— START —
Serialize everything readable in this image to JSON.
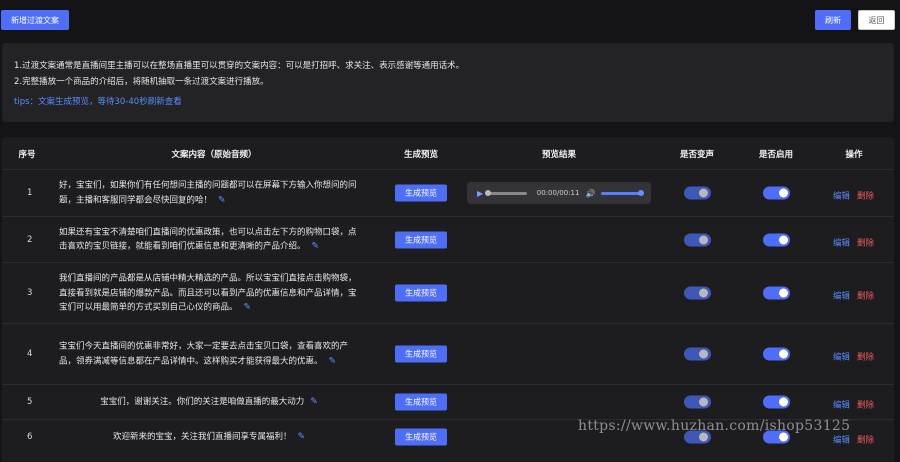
{
  "toolbar": {
    "add_label": "新增过渡文案",
    "refresh_label": "刷新",
    "back_label": "返回"
  },
  "notice": {
    "line1": "1.过渡文案通常是直播间里主播可以在整场直播里可以贯穿的文案内容：可以是打招呼、求关注、表示感谢等通用话术。",
    "line2": "2.完整播放一个商品的介绍后，将随机抽取一条过渡文案进行播放。",
    "tips": "tips：文案生成预览，等待30-40秒刷新查看"
  },
  "table": {
    "headers": {
      "index": "序号",
      "content": "文案内容（原始音频）",
      "gen": "生成预览",
      "result": "预览结果",
      "voice": "是否变声",
      "enabled": "是否启用",
      "ops": "操作"
    },
    "gen_label": "生成预览",
    "edit_label": "编辑",
    "delete_label": "删除",
    "audio_time": "00:00/00:11",
    "rows": [
      {
        "index": "1",
        "content": "好，宝宝们，如果你们有任何想问主播的问题都可以在屏幕下方输入你想问的问题，主播和客服同学都会尽快回复的哈！",
        "voice": "off",
        "enabled": "on",
        "has_audio": true
      },
      {
        "index": "2",
        "content": "如果还有宝宝不清楚咱们直播间的优惠政策，也可以点击左下方的购物口袋，点击喜欢的宝贝链接，就能看到咱们优惠信息和更清晰的产品介绍。",
        "voice": "off",
        "enabled": "on"
      },
      {
        "index": "3",
        "content": "我们直播间的产品都是从店铺中精大精选的产品。所以宝宝们直接点击购物袋，直接看到就是店铺的爆款产品。而且还可以看到产品的优惠信息和产品详情，宝宝们可以用最简单的方式买到自己心仪的商品。",
        "voice": "off",
        "enabled": "on"
      },
      {
        "index": "4",
        "content": "宝宝们今天直播间的优惠非常好，大家一定要去点击宝贝口袋，查看喜欢的产品，领券满减等信息都在产品详情中。这样购买才能获得最大的优惠。",
        "voice": "off",
        "enabled": "on"
      },
      {
        "index": "5",
        "content": "宝宝们，谢谢关注。你们的关注是咱做直播的最大动力",
        "voice": "off",
        "enabled": "on"
      },
      {
        "index": "6",
        "content": "欢迎新来的宝宝，关注我们直播间享专属福利！",
        "voice": "off",
        "enabled": "on"
      }
    ]
  },
  "watermark": "https://www.huzhan.com/ishop53125",
  "colors": {
    "background": "#141416",
    "panel": "#232326",
    "table": "#1d1d20",
    "primary": "#4f6ef7",
    "link": "#5b8cff",
    "danger": "#f05a5a"
  }
}
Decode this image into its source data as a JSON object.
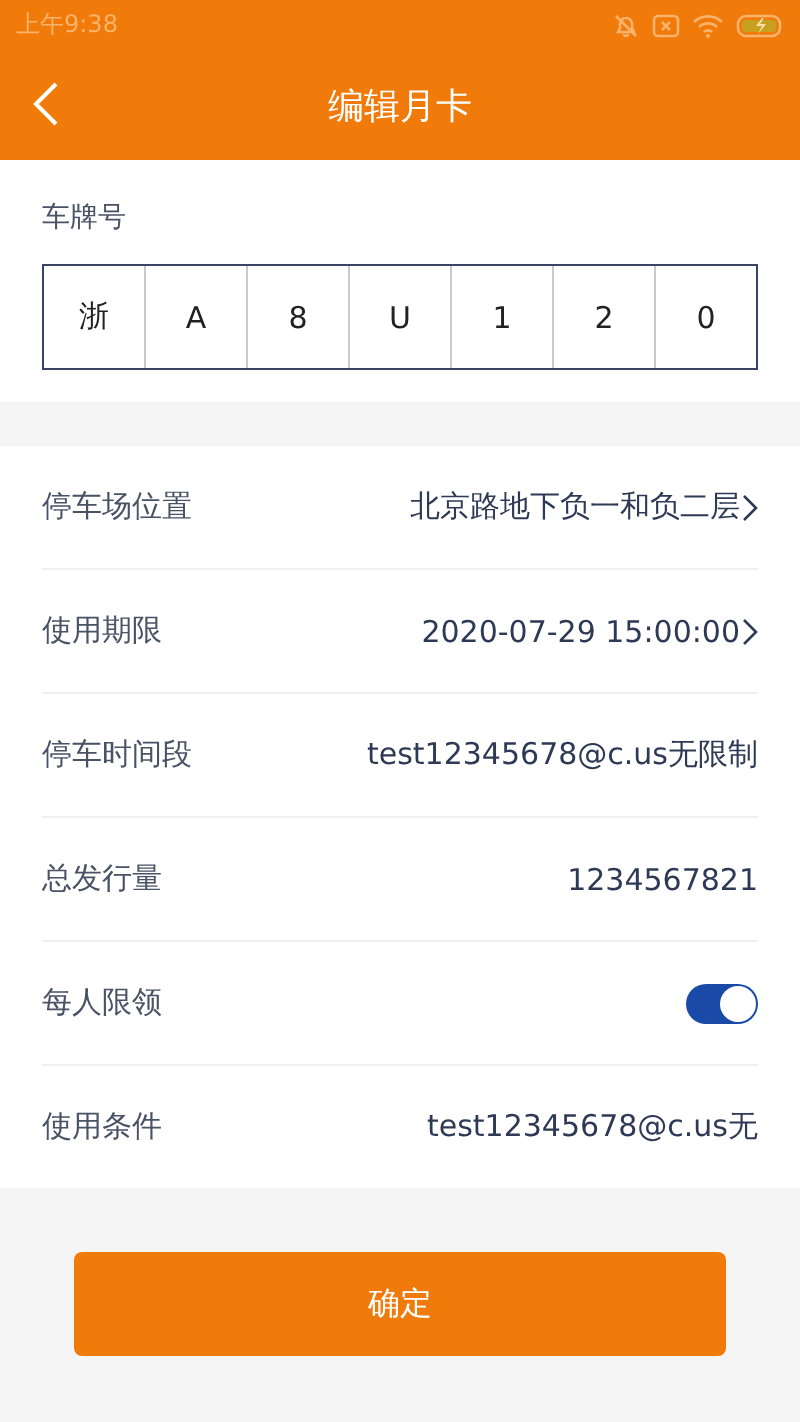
{
  "status_bar": {
    "time": "上午9:38",
    "battery_charging": true
  },
  "header": {
    "title": "编辑月卡",
    "back": true
  },
  "plate": {
    "label": "车牌号",
    "chars": [
      "浙",
      "A",
      "8",
      "U",
      "1",
      "2",
      "0"
    ]
  },
  "rows": [
    {
      "kind": "link",
      "label": "停车场位置",
      "value": "北京路地下负一和负二层"
    },
    {
      "kind": "link",
      "label": "使用期限",
      "value": "2020-07-29 15:00:00"
    },
    {
      "kind": "text",
      "label": "停车时间段",
      "value": "test12345678@c.us无限制"
    },
    {
      "kind": "text",
      "label": "总发行量",
      "value": "1234567821"
    },
    {
      "kind": "toggle",
      "label": "每人限领",
      "on": true
    },
    {
      "kind": "text",
      "label": "使用条件",
      "value": "test12345678@c.us无"
    }
  ],
  "confirm_button": "确定"
}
— END —
> _Aim of the task_: Skip the pictures and print each record exactly as it stands.

> _Completed exercise_:
Serialize everything readable in this image to JSON.
{
  "toolbar": {
    "add_label": "新增过渡文案",
    "refresh_label": "刷新",
    "back_label": "返回"
  },
  "notice": {
    "line1": "1.过渡文案通常是直播间里主播可以在整场直播里可以贯穿的文案内容：可以是打招呼、求关注、表示感谢等通用话术。",
    "line2": "2.完整播放一个商品的介绍后，将随机抽取一条过渡文案进行播放。",
    "tips": "tips：文案生成预览，等待30-40秒刷新查看"
  },
  "table": {
    "headers": {
      "index": "序号",
      "content": "文案内容（原始音频）",
      "gen": "生成预览",
      "result": "预览结果",
      "voice": "是否变声",
      "enabled": "是否启用",
      "ops": "操作"
    },
    "gen_label": "生成预览",
    "edit_label": "编辑",
    "delete_label": "删除",
    "audio_time": "00:00/00:11",
    "rows": [
      {
        "index": "1",
        "content": "好，宝宝们，如果你们有任何想问主播的问题都可以在屏幕下方输入你想问的问题，主播和客服同学都会尽快回复的哈！",
        "voice": "off",
        "enabled": "on",
        "has_audio": true
      },
      {
        "index": "2",
        "content": "如果还有宝宝不清楚咱们直播间的优惠政策，也可以点击左下方的购物口袋，点击喜欢的宝贝链接，就能看到咱们优惠信息和更清晰的产品介绍。",
        "voice": "off",
        "enabled": "on"
      },
      {
        "index": "3",
        "content": "我们直播间的产品都是从店铺中精大精选的产品。所以宝宝们直接点击购物袋，直接看到就是店铺的爆款产品。而且还可以看到产品的优惠信息和产品详情，宝宝们可以用最简单的方式买到自己心仪的商品。",
        "voice": "off",
        "enabled": "on"
      },
      {
        "index": "4",
        "content": "宝宝们今天直播间的优惠非常好，大家一定要去点击宝贝口袋，查看喜欢的产品，领券满减等信息都在产品详情中。这样购买才能获得最大的优惠。",
        "voice": "off",
        "enabled": "on"
      },
      {
        "index": "5",
        "content": "宝宝们，谢谢关注。你们的关注是咱做直播的最大动力",
        "voice": "off",
        "enabled": "on"
      },
      {
        "index": "6",
        "content": "欢迎新来的宝宝，关注我们直播间享专属福利！",
        "voice": "off",
        "enabled": "on"
      }
    ]
  },
  "watermark": "https://www.huzhan.com/ishop53125",
  "colors": {
    "background": "#141416",
    "panel": "#232326",
    "table": "#1d1d20",
    "primary": "#4f6ef7",
    "link": "#5b8cff",
    "danger": "#f05a5a"
  }
}
Decode this image into its source data as a JSON object.
{
  "status_bar": {
    "time": "上午9:38",
    "battery_charging": true
  },
  "header": {
    "title": "编辑月卡",
    "back": true
  },
  "plate": {
    "label": "车牌号",
    "chars": [
      "浙",
      "A",
      "8",
      "U",
      "1",
      "2",
      "0"
    ]
  },
  "rows": [
    {
      "kind": "link",
      "label": "停车场位置",
      "value": "北京路地下负一和负二层"
    },
    {
      "kind": "link",
      "label": "使用期限",
      "value": "2020-07-29 15:00:00"
    },
    {
      "kind": "text",
      "label": "停车时间段",
      "value": "test12345678@c.us无限制"
    },
    {
      "kind": "text",
      "label": "总发行量",
      "value": "1234567821"
    },
    {
      "kind": "toggle",
      "label": "每人限领",
      "on": true
    },
    {
      "kind": "text",
      "label": "使用条件",
      "value": "test12345678@c.us无"
    }
  ],
  "confirm_button": "确定"
}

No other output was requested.